EXERCISE AIM:
Output the full listing word for word.

DATASET ROWS:
┌────────
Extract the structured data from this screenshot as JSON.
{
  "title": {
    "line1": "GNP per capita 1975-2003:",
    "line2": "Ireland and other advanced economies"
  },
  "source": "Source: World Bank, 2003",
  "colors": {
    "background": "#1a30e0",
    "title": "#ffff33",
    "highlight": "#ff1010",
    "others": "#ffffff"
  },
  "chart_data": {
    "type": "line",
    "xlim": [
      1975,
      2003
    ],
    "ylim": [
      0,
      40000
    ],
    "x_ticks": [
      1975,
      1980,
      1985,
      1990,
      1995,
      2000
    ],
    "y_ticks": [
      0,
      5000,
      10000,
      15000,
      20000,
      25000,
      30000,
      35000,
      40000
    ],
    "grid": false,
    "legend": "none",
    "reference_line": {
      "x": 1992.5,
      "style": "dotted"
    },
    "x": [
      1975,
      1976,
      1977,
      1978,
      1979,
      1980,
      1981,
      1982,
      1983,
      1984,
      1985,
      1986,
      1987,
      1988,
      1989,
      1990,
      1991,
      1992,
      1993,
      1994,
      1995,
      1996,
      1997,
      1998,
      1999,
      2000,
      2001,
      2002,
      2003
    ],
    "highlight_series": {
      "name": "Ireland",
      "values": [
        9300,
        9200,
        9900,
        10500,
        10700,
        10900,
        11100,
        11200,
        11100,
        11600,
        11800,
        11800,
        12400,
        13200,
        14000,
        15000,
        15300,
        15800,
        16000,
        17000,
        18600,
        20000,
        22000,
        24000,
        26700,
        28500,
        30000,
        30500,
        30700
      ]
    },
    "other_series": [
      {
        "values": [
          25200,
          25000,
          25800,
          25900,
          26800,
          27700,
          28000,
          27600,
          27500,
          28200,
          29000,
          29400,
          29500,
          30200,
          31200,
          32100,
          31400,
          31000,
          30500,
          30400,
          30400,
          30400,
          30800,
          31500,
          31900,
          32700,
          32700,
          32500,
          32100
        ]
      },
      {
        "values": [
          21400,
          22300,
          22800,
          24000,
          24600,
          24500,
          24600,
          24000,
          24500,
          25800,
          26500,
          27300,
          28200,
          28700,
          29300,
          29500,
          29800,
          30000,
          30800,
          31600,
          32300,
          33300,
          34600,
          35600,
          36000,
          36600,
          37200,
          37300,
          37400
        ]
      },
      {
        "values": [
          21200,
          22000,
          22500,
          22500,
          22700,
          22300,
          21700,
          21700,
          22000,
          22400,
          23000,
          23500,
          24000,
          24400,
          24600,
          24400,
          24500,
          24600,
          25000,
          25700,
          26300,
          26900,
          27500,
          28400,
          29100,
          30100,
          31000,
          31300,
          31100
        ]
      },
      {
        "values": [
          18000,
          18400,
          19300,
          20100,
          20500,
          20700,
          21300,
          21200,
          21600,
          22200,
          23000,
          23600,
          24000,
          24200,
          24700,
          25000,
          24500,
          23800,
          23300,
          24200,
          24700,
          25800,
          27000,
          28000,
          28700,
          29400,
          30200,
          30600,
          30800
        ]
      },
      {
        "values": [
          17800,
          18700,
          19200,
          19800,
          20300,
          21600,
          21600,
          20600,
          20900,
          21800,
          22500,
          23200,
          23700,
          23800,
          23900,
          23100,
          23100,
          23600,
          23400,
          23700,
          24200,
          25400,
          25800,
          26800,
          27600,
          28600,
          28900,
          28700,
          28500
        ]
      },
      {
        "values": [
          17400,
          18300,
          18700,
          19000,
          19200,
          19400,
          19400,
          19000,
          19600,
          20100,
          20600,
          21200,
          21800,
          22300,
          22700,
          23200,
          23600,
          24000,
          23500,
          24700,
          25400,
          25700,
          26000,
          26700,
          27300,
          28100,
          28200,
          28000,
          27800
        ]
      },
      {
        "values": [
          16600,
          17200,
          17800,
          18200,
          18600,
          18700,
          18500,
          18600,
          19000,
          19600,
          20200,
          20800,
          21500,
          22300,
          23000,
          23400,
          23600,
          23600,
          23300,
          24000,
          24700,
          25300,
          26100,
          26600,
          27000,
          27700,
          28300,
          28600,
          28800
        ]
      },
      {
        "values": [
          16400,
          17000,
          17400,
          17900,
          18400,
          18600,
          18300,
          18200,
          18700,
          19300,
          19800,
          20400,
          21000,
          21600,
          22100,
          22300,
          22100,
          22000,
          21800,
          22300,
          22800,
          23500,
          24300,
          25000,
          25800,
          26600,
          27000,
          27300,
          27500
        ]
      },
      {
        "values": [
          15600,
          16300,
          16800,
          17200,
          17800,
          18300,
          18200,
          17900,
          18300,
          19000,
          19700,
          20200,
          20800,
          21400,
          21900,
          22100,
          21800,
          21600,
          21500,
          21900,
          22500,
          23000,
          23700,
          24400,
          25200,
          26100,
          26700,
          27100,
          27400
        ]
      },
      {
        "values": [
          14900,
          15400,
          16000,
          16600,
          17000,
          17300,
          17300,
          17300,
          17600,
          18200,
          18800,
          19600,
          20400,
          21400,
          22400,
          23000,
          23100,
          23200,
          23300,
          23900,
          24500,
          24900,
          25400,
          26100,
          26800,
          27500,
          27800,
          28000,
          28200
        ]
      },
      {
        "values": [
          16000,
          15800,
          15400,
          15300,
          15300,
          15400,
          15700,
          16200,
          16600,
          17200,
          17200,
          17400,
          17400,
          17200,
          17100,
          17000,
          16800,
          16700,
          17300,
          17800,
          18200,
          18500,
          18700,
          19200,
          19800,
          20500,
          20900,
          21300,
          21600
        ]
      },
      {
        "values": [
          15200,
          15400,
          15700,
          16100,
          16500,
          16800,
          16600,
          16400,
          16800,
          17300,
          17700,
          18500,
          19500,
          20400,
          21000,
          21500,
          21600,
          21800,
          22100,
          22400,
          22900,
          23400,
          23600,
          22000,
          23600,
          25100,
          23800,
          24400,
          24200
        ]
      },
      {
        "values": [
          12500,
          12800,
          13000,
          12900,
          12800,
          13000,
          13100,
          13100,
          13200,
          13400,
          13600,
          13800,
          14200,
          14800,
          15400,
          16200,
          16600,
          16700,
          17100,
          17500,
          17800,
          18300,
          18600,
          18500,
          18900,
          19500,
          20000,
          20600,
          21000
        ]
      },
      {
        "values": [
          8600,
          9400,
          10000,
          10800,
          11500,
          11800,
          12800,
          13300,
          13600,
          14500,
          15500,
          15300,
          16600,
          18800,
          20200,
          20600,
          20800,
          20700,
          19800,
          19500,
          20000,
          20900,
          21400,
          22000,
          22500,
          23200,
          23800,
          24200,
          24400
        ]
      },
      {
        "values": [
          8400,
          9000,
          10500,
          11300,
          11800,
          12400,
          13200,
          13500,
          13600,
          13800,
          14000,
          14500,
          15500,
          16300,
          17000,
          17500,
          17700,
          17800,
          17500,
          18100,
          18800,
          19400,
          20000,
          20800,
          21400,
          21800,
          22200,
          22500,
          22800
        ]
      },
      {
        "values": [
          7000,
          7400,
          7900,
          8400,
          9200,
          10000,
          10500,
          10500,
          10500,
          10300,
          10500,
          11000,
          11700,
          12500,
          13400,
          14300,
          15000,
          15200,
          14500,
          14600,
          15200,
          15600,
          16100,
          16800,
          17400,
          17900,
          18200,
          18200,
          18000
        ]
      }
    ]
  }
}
└────────
WRITTEN REPLY:
Extract the structured data from this screenshot as JSON.
{
  "title": {
    "line1": "GNP per capita 1975-2003:",
    "line2": "Ireland and other advanced economies"
  },
  "source": "Source: World Bank, 2003",
  "colors": {
    "background": "#1a30e0",
    "title": "#ffff33",
    "highlight": "#ff1010",
    "others": "#ffffff"
  },
  "chart_data": {
    "type": "line",
    "xlim": [
      1975,
      2003
    ],
    "ylim": [
      0,
      40000
    ],
    "x_ticks": [
      1975,
      1980,
      1985,
      1990,
      1995,
      2000
    ],
    "y_ticks": [
      0,
      5000,
      10000,
      15000,
      20000,
      25000,
      30000,
      35000,
      40000
    ],
    "grid": false,
    "legend": "none",
    "reference_line": {
      "x": 1992.5,
      "style": "dotted"
    },
    "x": [
      1975,
      1976,
      1977,
      1978,
      1979,
      1980,
      1981,
      1982,
      1983,
      1984,
      1985,
      1986,
      1987,
      1988,
      1989,
      1990,
      1991,
      1992,
      1993,
      1994,
      1995,
      1996,
      1997,
      1998,
      1999,
      2000,
      2001,
      2002,
      2003
    ],
    "highlight_series": {
      "name": "Ireland",
      "values": [
        9300,
        9200,
        9900,
        10500,
        10700,
        10900,
        11100,
        11200,
        11100,
        11600,
        11800,
        11800,
        12400,
        13200,
        14000,
        15000,
        15300,
        15800,
        16000,
        17000,
        18600,
        20000,
        22000,
        24000,
        26700,
        28500,
        30000,
        30500,
        30700
      ]
    },
    "other_series": [
      {
        "values": [
          25200,
          25000,
          25800,
          25900,
          26800,
          27700,
          28000,
          27600,
          27500,
          28200,
          29000,
          29400,
          29500,
          30200,
          31200,
          32100,
          31400,
          31000,
          30500,
          30400,
          30400,
          30400,
          30800,
          31500,
          31900,
          32700,
          32700,
          32500,
          32100
        ]
      },
      {
        "values": [
          21400,
          22300,
          22800,
          24000,
          24600,
          24500,
          24600,
          24000,
          24500,
          25800,
          26500,
          27300,
          28200,
          28700,
          29300,
          29500,
          29800,
          30000,
          30800,
          31600,
          32300,
          33300,
          34600,
          35600,
          36000,
          36600,
          37200,
          37300,
          37400
        ]
      },
      {
        "values": [
          21200,
          22000,
          22500,
          22500,
          22700,
          22300,
          21700,
          21700,
          22000,
          22400,
          23000,
          23500,
          24000,
          24400,
          24600,
          24400,
          24500,
          24600,
          25000,
          25700,
          26300,
          26900,
          27500,
          28400,
          29100,
          30100,
          31000,
          31300,
          31100
        ]
      },
      {
        "values": [
          18000,
          18400,
          19300,
          20100,
          20500,
          20700,
          21300,
          21200,
          21600,
          22200,
          23000,
          23600,
          24000,
          24200,
          24700,
          25000,
          24500,
          23800,
          23300,
          24200,
          24700,
          25800,
          27000,
          28000,
          28700,
          29400,
          30200,
          30600,
          30800
        ]
      },
      {
        "values": [
          17800,
          18700,
          19200,
          19800,
          20300,
          21600,
          21600,
          20600,
          20900,
          21800,
          22500,
          23200,
          23700,
          23800,
          23900,
          23100,
          23100,
          23600,
          23400,
          23700,
          24200,
          25400,
          25800,
          26800,
          27600,
          28600,
          28900,
          28700,
          28500
        ]
      },
      {
        "values": [
          17400,
          18300,
          18700,
          19000,
          19200,
          19400,
          19400,
          19000,
          19600,
          20100,
          20600,
          21200,
          21800,
          22300,
          22700,
          23200,
          23600,
          24000,
          23500,
          24700,
          25400,
          25700,
          26000,
          26700,
          27300,
          28100,
          28200,
          28000,
          27800
        ]
      },
      {
        "values": [
          16600,
          17200,
          17800,
          18200,
          18600,
          18700,
          18500,
          18600,
          19000,
          19600,
          20200,
          20800,
          21500,
          22300,
          23000,
          23400,
          23600,
          23600,
          23300,
          24000,
          24700,
          25300,
          26100,
          26600,
          27000,
          27700,
          28300,
          28600,
          28800
        ]
      },
      {
        "values": [
          16400,
          17000,
          17400,
          17900,
          18400,
          18600,
          18300,
          18200,
          18700,
          19300,
          19800,
          20400,
          21000,
          21600,
          22100,
          22300,
          22100,
          22000,
          21800,
          22300,
          22800,
          23500,
          24300,
          25000,
          25800,
          26600,
          27000,
          27300,
          27500
        ]
      },
      {
        "values": [
          15600,
          16300,
          16800,
          17200,
          17800,
          18300,
          18200,
          17900,
          18300,
          19000,
          19700,
          20200,
          20800,
          21400,
          21900,
          22100,
          21800,
          21600,
          21500,
          21900,
          22500,
          23000,
          23700,
          24400,
          25200,
          26100,
          26700,
          27100,
          27400
        ]
      },
      {
        "values": [
          14900,
          15400,
          16000,
          16600,
          17000,
          17300,
          17300,
          17300,
          17600,
          18200,
          18800,
          19600,
          20400,
          21400,
          22400,
          23000,
          23100,
          23200,
          23300,
          23900,
          24500,
          24900,
          25400,
          26100,
          26800,
          27500,
          27800,
          28000,
          28200
        ]
      },
      {
        "values": [
          16000,
          15800,
          15400,
          15300,
          15300,
          15400,
          15700,
          16200,
          16600,
          17200,
          17200,
          17400,
          17400,
          17200,
          17100,
          17000,
          16800,
          16700,
          17300,
          17800,
          18200,
          18500,
          18700,
          19200,
          19800,
          20500,
          20900,
          21300,
          21600
        ]
      },
      {
        "values": [
          15200,
          15400,
          15700,
          16100,
          16500,
          16800,
          16600,
          16400,
          16800,
          17300,
          17700,
          18500,
          19500,
          20400,
          21000,
          21500,
          21600,
          21800,
          22100,
          22400,
          22900,
          23400,
          23600,
          22000,
          23600,
          25100,
          23800,
          24400,
          24200
        ]
      },
      {
        "values": [
          12500,
          12800,
          13000,
          12900,
          12800,
          13000,
          13100,
          13100,
          13200,
          13400,
          13600,
          13800,
          14200,
          14800,
          15400,
          16200,
          16600,
          16700,
          17100,
          17500,
          17800,
          18300,
          18600,
          18500,
          18900,
          19500,
          20000,
          20600,
          21000
        ]
      },
      {
        "values": [
          8600,
          9400,
          10000,
          10800,
          11500,
          11800,
          12800,
          13300,
          13600,
          14500,
          15500,
          15300,
          16600,
          18800,
          20200,
          20600,
          20800,
          20700,
          19800,
          19500,
          20000,
          20900,
          21400,
          22000,
          22500,
          23200,
          23800,
          24200,
          24400
        ]
      },
      {
        "values": [
          8400,
          9000,
          10500,
          11300,
          11800,
          12400,
          13200,
          13500,
          13600,
          13800,
          14000,
          14500,
          15500,
          16300,
          17000,
          17500,
          17700,
          17800,
          17500,
          18100,
          18800,
          19400,
          20000,
          20800,
          21400,
          21800,
          22200,
          22500,
          22800
        ]
      },
      {
        "values": [
          7000,
          7400,
          7900,
          8400,
          9200,
          10000,
          10500,
          10500,
          10500,
          10300,
          10500,
          11000,
          11700,
          12500,
          13400,
          14300,
          15000,
          15200,
          14500,
          14600,
          15200,
          15600,
          16100,
          16800,
          17400,
          17900,
          18200,
          18200,
          18000
        ]
      }
    ]
  }
}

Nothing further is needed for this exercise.